_Exercise aim_.
Copy all of the records below verbatim.

*****

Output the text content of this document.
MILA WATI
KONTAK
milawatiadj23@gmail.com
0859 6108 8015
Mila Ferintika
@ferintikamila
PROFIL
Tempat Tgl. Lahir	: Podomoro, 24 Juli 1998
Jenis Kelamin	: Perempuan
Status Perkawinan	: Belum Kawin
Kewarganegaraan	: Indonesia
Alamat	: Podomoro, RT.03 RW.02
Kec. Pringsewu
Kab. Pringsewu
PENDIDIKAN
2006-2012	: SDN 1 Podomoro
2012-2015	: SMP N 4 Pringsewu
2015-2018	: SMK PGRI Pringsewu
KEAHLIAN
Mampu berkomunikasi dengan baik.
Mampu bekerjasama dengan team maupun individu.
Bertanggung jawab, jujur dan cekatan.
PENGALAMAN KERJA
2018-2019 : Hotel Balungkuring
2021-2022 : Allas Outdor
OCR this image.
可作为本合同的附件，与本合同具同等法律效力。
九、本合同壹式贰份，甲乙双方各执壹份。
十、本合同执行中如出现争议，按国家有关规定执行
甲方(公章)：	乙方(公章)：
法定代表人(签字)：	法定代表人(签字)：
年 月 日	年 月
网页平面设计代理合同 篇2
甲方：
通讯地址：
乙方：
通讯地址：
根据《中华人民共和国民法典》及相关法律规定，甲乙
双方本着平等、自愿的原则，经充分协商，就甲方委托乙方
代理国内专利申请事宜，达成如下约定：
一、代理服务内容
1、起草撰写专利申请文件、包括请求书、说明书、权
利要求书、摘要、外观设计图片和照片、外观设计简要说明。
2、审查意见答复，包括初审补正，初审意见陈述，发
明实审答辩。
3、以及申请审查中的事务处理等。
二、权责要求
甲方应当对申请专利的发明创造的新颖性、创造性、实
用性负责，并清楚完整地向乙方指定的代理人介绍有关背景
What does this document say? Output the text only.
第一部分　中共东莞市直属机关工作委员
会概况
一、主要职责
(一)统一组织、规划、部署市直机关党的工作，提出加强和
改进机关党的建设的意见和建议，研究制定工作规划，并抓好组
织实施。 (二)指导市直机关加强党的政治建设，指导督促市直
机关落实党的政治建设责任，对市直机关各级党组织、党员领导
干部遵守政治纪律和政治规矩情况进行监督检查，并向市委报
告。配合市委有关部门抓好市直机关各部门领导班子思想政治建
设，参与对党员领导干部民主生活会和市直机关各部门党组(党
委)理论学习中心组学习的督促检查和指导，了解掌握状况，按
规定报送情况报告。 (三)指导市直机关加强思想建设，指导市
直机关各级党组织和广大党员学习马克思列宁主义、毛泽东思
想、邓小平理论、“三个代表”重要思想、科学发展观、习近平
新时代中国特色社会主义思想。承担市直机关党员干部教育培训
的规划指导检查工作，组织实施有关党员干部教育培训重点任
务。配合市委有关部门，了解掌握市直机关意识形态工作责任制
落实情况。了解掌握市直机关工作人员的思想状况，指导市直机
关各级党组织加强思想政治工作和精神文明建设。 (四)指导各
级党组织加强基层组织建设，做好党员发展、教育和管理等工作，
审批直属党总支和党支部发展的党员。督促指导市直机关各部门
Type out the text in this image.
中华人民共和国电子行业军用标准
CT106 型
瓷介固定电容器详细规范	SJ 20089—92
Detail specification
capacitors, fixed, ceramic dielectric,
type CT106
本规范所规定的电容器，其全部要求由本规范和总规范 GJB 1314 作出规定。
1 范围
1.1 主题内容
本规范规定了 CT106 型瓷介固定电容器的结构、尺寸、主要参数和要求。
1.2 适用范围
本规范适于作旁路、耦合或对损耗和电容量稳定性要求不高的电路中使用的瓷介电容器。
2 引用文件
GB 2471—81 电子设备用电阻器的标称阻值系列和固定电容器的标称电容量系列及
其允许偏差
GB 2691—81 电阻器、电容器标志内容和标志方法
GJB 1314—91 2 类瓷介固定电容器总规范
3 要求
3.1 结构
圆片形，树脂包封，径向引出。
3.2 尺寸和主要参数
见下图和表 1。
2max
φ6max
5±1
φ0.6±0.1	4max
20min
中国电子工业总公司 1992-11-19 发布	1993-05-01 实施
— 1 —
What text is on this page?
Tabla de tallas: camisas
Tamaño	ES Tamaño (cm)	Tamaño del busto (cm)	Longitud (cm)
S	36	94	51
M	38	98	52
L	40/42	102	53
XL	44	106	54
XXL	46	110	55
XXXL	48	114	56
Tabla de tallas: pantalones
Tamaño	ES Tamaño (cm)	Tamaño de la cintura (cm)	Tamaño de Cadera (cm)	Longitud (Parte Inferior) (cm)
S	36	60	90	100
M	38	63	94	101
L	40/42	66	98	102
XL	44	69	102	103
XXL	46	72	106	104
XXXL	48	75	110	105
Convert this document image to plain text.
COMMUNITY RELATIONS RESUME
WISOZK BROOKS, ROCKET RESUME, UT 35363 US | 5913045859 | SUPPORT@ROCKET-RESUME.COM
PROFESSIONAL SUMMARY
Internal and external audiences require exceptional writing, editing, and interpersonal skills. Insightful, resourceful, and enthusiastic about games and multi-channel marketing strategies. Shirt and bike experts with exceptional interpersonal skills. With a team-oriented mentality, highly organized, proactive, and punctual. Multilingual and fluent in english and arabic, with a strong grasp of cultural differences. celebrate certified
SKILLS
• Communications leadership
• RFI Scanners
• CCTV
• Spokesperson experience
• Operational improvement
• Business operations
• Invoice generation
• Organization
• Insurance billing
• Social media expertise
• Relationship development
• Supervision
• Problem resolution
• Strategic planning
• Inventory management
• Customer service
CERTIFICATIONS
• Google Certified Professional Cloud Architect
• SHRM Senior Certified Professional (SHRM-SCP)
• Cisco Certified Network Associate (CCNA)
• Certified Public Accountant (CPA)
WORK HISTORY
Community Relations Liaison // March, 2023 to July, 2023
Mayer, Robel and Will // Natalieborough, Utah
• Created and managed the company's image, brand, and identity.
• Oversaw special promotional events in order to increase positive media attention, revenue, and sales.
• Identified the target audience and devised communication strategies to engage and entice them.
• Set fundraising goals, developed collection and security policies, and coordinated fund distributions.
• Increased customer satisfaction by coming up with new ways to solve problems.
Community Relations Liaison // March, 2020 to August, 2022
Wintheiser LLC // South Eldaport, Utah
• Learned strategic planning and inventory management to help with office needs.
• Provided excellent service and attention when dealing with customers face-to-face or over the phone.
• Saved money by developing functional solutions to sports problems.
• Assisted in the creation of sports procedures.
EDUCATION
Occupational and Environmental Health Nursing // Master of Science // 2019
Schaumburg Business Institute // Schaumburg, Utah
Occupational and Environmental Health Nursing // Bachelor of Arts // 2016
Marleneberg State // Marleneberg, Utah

*****

_Result for this task_.
Output the text content of this document.
MILA WATI
KONTAK
milawatiadj23@gmail.com
0859 6108 8015
Mila Ferintika
@ferintikamila
PROFIL
Tempat Tgl. Lahir	: Podomoro, 24 Juli 1998
Jenis Kelamin	: Perempuan
Status Perkawinan	: Belum Kawin
Kewarganegaraan	: Indonesia
Alamat	: Podomoro, RT.03 RW.02
Kec. Pringsewu
Kab. Pringsewu
PENDIDIKAN
2006-2012	: SDN 1 Podomoro
2012-2015	: SMP N 4 Pringsewu
2015-2018	: SMK PGRI Pringsewu
KEAHLIAN
Mampu berkomunikasi dengan baik.
Mampu bekerjasama dengan team maupun individu.
Bertanggung jawab, jujur dan cekatan.
PENGALAMAN KERJA
2018-2019 : Hotel Balungkuring
2021-2022 : Allas Outdor
OCR this image.
可作为本合同的附件，与本合同具同等法律效力。
九、本合同壹式贰份，甲乙双方各执壹份。
十、本合同执行中如出现争议，按国家有关规定执行
甲方(公章)：	乙方(公章)：
法定代表人(签字)：	法定代表人(签字)：
年 月 日	年 月
网页平面设计代理合同 篇2
甲方：
通讯地址：
乙方：
通讯地址：
根据《中华人民共和国民法典》及相关法律规定，甲乙
双方本着平等、自愿的原则，经充分协商，就甲方委托乙方
代理国内专利申请事宜，达成如下约定：
一、代理服务内容
1、起草撰写专利申请文件、包括请求书、说明书、权
利要求书、摘要、外观设计图片和照片、外观设计简要说明。
2、审查意见答复，包括初审补正，初审意见陈述，发
明实审答辩。
3、以及申请审查中的事务处理等。
二、权责要求
甲方应当对申请专利的发明创造的新颖性、创造性、实
用性负责，并清楚完整地向乙方指定的代理人介绍有关背景
What does this document say? Output the text only.
第一部分　中共东莞市直属机关工作委员
会概况
一、主要职责
(一)统一组织、规划、部署市直机关党的工作，提出加强和
改进机关党的建设的意见和建议，研究制定工作规划，并抓好组
织实施。 (二)指导市直机关加强党的政治建设，指导督促市直
机关落实党的政治建设责任，对市直机关各级党组织、党员领导
干部遵守政治纪律和政治规矩情况进行监督检查，并向市委报
告。配合市委有关部门抓好市直机关各部门领导班子思想政治建
设，参与对党员领导干部民主生活会和市直机关各部门党组(党
委)理论学习中心组学习的督促检查和指导，了解掌握状况，按
规定报送情况报告。 (三)指导市直机关加强思想建设，指导市
直机关各级党组织和广大党员学习马克思列宁主义、毛泽东思
想、邓小平理论、“三个代表”重要思想、科学发展观、习近平
新时代中国特色社会主义思想。承担市直机关党员干部教育培训
的规划指导检查工作，组织实施有关党员干部教育培训重点任
务。配合市委有关部门，了解掌握市直机关意识形态工作责任制
落实情况。了解掌握市直机关工作人员的思想状况，指导市直机
关各级党组织加强思想政治工作和精神文明建设。 (四)指导各
级党组织加强基层组织建设，做好党员发展、教育和管理等工作，
审批直属党总支和党支部发展的党员。督促指导市直机关各部门
Type out the text in this image.
中华人民共和国电子行业军用标准
CT106 型
瓷介固定电容器详细规范	SJ 20089—92
Detail specification
capacitors, fixed, ceramic dielectric,
type CT106
本规范所规定的电容器，其全部要求由本规范和总规范 GJB 1314 作出规定。
1 范围
1.1 主题内容
本规范规定了 CT106 型瓷介固定电容器的结构、尺寸、主要参数和要求。
1.2 适用范围
本规范适于作旁路、耦合或对损耗和电容量稳定性要求不高的电路中使用的瓷介电容器。
2 引用文件
GB 2471—81 电子设备用电阻器的标称阻值系列和固定电容器的标称电容量系列及
其允许偏差
GB 2691—81 电阻器、电容器标志内容和标志方法
GJB 1314—91 2 类瓷介固定电容器总规范
3 要求
3.1 结构
圆片形，树脂包封，径向引出。
3.2 尺寸和主要参数
见下图和表 1。
2max
φ6max
5±1
φ0.6±0.1	4max
20min
中国电子工业总公司 1992-11-19 发布	1993-05-01 实施
— 1 —
What text is on this page?
Tabla de tallas: camisas
Tamaño	ES Tamaño (cm)	Tamaño del busto (cm)	Longitud (cm)
S	36	94	51
M	38	98	52
L	40/42	102	53
XL	44	106	54
XXL	46	110	55
XXXL	48	114	56
Tabla de tallas: pantalones
Tamaño	ES Tamaño (cm)	Tamaño de la cintura (cm)	Tamaño de Cadera (cm)	Longitud (Parte Inferior) (cm)
S	36	60	90	100
M	38	63	94	101
L	40/42	66	98	102
XL	44	69	102	103
XXL	46	72	106	104
XXXL	48	75	110	105
Convert this document image to plain text.
COMMUNITY RELATIONS RESUME
WISOZK BROOKS, ROCKET RESUME, UT 35363 US | 5913045859 | SUPPORT@ROCKET-RESUME.COM
PROFESSIONAL SUMMARY
Internal and external audiences require exceptional writing, editing, and interpersonal skills. Insightful, resourceful, and enthusiastic about games and multi-channel marketing strategies. Shirt and bike experts with exceptional interpersonal skills. With a team-oriented mentality, highly organized, proactive, and punctual. Multilingual and fluent in english and arabic, with a strong grasp of cultural differences. celebrate certified
SKILLS
• Communications leadership
• RFI Scanners
• CCTV
• Spokesperson experience
• Operational improvement
• Business operations
• Invoice generation
• Organization
• Insurance billing
• Social media expertise
• Relationship development
• Supervision
• Problem resolution
• Strategic planning
• Inventory management
• Customer service
CERTIFICATIONS
• Google Certified Professional Cloud Architect
• SHRM Senior Certified Professional (SHRM-SCP)
• Cisco Certified Network Associate (CCNA)
• Certified Public Accountant (CPA)
WORK HISTORY
Community Relations Liaison // March, 2023 to July, 2023
Mayer, Robel and Will // Natalieborough, Utah
• Created and managed the company's image, brand, and identity.
• Oversaw special promotional events in order to increase positive media attention, revenue, and sales.
• Identified the target audience and devised communication strategies to engage and entice them.
• Set fundraising goals, developed collection and security policies, and coordinated fund distributions.
• Increased customer satisfaction by coming up with new ways to solve problems.
Community Relations Liaison // March, 2020 to August, 2022
Wintheiser LLC // South Eldaport, Utah
• Learned strategic planning and inventory management to help with office needs.
• Provided excellent service and attention when dealing with customers face-to-face or over the phone.
• Saved money by developing functional solutions to sports problems.
• Assisted in the creation of sports procedures.
EDUCATION
Occupational and Environmental Health Nursing // Master of Science // 2019
Schaumburg Business Institute // Schaumburg, Utah
Occupational and Environmental Health Nursing // Bachelor of Arts // 2016
Marleneberg State // Marleneberg, Utah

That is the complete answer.